___ DATA ENTRIES

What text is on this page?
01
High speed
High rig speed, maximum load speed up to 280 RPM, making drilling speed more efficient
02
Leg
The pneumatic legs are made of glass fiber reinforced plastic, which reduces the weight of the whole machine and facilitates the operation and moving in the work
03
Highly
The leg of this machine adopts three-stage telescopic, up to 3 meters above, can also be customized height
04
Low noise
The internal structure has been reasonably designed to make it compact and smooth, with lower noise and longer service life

______
___ DATA ENTRIES

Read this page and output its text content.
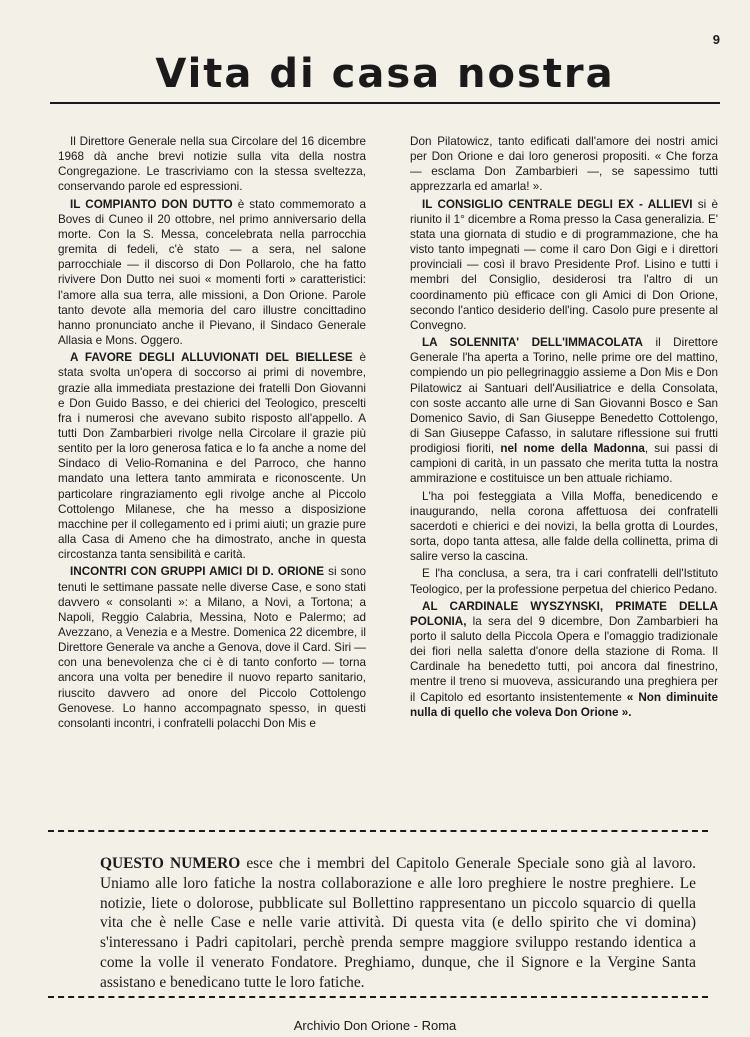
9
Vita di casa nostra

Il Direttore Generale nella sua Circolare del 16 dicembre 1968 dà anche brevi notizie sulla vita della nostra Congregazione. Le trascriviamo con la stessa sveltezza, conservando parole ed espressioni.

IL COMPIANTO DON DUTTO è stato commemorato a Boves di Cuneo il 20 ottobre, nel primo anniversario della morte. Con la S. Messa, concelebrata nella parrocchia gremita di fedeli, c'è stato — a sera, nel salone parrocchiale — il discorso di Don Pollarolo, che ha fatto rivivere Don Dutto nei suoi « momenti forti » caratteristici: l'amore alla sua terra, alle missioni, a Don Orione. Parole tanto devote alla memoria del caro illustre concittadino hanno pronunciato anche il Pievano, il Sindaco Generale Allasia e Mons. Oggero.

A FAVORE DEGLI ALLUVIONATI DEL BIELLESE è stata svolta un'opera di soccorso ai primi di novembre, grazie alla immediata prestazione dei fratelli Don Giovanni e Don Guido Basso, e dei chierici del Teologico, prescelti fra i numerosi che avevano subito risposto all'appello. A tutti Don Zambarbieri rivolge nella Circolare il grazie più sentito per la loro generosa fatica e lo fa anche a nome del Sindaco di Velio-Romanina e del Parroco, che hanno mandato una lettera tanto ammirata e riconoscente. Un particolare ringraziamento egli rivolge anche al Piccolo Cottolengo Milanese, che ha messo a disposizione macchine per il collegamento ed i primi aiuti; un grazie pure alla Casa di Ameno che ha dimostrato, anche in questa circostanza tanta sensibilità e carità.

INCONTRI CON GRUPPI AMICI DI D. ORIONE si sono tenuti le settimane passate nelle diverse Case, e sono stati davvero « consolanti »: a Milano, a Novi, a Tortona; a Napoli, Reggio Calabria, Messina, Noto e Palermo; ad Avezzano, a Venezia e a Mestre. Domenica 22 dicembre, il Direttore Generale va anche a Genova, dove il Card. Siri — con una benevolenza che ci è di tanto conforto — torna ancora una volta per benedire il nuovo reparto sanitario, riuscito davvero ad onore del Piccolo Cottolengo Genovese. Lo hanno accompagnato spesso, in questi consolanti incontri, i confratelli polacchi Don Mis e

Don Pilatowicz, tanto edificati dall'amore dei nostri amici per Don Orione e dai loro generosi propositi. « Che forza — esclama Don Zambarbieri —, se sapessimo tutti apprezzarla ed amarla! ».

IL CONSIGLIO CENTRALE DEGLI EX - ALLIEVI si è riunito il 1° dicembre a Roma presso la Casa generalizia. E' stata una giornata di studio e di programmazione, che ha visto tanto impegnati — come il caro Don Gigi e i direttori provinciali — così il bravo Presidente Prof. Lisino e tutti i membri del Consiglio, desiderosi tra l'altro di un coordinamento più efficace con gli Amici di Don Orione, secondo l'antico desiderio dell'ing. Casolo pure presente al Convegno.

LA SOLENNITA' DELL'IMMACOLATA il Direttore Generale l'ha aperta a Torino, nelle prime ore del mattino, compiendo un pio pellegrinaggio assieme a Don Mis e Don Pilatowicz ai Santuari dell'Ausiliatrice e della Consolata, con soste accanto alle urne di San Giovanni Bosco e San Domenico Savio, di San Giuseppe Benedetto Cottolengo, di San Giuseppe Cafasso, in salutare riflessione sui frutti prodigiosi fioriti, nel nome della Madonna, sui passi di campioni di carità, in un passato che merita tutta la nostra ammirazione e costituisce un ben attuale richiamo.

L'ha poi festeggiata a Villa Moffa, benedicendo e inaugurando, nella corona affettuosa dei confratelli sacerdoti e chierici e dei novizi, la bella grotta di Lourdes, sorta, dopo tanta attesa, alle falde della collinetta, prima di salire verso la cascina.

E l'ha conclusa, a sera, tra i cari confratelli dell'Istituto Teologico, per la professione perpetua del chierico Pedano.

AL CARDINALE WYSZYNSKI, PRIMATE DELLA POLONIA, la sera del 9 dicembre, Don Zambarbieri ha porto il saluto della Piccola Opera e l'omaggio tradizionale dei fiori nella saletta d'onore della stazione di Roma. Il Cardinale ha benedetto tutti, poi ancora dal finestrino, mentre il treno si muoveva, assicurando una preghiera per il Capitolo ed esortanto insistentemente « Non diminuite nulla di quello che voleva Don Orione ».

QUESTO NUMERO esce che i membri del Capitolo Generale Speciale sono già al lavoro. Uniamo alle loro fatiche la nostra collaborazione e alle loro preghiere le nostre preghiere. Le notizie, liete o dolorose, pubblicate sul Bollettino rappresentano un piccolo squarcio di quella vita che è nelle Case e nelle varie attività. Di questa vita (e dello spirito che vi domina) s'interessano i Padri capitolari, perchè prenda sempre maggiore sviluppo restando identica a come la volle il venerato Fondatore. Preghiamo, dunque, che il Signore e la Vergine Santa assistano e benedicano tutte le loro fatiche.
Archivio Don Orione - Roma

______

Lines holding the word "speed" in the entries above are the ones to pull out. Copy them all.

High speed
High rig speed, maximum load speed up to 280 RPM, making drilling speed more efficient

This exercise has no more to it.